OBJECTIVE:
Reproduce all records exactly.

ITEMS:
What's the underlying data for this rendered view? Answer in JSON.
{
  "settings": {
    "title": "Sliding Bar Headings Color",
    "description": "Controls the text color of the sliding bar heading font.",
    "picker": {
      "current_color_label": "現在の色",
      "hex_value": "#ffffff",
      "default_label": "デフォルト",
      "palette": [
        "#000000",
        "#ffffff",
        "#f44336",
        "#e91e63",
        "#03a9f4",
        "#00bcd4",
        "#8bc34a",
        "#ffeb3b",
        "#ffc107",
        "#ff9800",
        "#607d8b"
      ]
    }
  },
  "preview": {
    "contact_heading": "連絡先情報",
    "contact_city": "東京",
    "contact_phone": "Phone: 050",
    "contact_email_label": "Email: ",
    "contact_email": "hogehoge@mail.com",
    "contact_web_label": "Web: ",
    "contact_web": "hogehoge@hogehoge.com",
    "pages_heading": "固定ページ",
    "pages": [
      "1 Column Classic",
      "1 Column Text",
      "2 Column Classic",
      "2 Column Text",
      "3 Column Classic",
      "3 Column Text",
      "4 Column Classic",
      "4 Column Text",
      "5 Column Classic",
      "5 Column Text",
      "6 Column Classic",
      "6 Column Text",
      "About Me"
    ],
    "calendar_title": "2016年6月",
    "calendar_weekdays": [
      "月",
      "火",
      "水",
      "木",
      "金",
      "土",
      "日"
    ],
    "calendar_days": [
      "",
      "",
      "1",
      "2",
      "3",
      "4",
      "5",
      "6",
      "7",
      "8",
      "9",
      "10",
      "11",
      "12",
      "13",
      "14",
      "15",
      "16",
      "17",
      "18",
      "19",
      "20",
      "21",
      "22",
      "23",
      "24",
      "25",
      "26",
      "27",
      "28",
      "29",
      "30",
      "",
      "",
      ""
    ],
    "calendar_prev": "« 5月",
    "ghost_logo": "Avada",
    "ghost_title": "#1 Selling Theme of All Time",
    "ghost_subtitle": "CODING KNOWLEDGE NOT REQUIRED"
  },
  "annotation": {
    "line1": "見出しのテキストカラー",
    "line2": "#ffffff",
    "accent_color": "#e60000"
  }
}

ANSWER FOR THIS EXERCISE:
What's the underlying data for this rendered view? Answer in JSON.
{
  "settings": {
    "title": "Sliding Bar Headings Color",
    "description": "Controls the text color of the sliding bar heading font.",
    "picker": {
      "current_color_label": "現在の色",
      "hex_value": "#ffffff",
      "default_label": "デフォルト",
      "palette": [
        "#000000",
        "#ffffff",
        "#f44336",
        "#e91e63",
        "#03a9f4",
        "#00bcd4",
        "#8bc34a",
        "#ffeb3b",
        "#ffc107",
        "#ff9800",
        "#607d8b"
      ]
    }
  },
  "preview": {
    "contact_heading": "連絡先情報",
    "contact_city": "東京",
    "contact_phone": "Phone: 050",
    "contact_email_label": "Email: ",
    "contact_email": "hogehoge@mail.com",
    "contact_web_label": "Web: ",
    "contact_web": "hogehoge@hogehoge.com",
    "pages_heading": "固定ページ",
    "pages": [
      "1 Column Classic",
      "1 Column Text",
      "2 Column Classic",
      "2 Column Text",
      "3 Column Classic",
      "3 Column Text",
      "4 Column Classic",
      "4 Column Text",
      "5 Column Classic",
      "5 Column Text",
      "6 Column Classic",
      "6 Column Text",
      "About Me"
    ],
    "calendar_title": "2016年6月",
    "calendar_weekdays": [
      "月",
      "火",
      "水",
      "木",
      "金",
      "土",
      "日"
    ],
    "calendar_days": [
      "",
      "",
      "1",
      "2",
      "3",
      "4",
      "5",
      "6",
      "7",
      "8",
      "9",
      "10",
      "11",
      "12",
      "13",
      "14",
      "15",
      "16",
      "17",
      "18",
      "19",
      "20",
      "21",
      "22",
      "23",
      "24",
      "25",
      "26",
      "27",
      "28",
      "29",
      "30",
      "",
      "",
      ""
    ],
    "calendar_prev": "« 5月",
    "ghost_logo": "Avada",
    "ghost_title": "#1 Selling Theme of All Time",
    "ghost_subtitle": "CODING KNOWLEDGE NOT REQUIRED"
  },
  "annotation": {
    "line1": "見出しのテキストカラー",
    "line2": "#ffffff",
    "accent_color": "#e60000"
  }
}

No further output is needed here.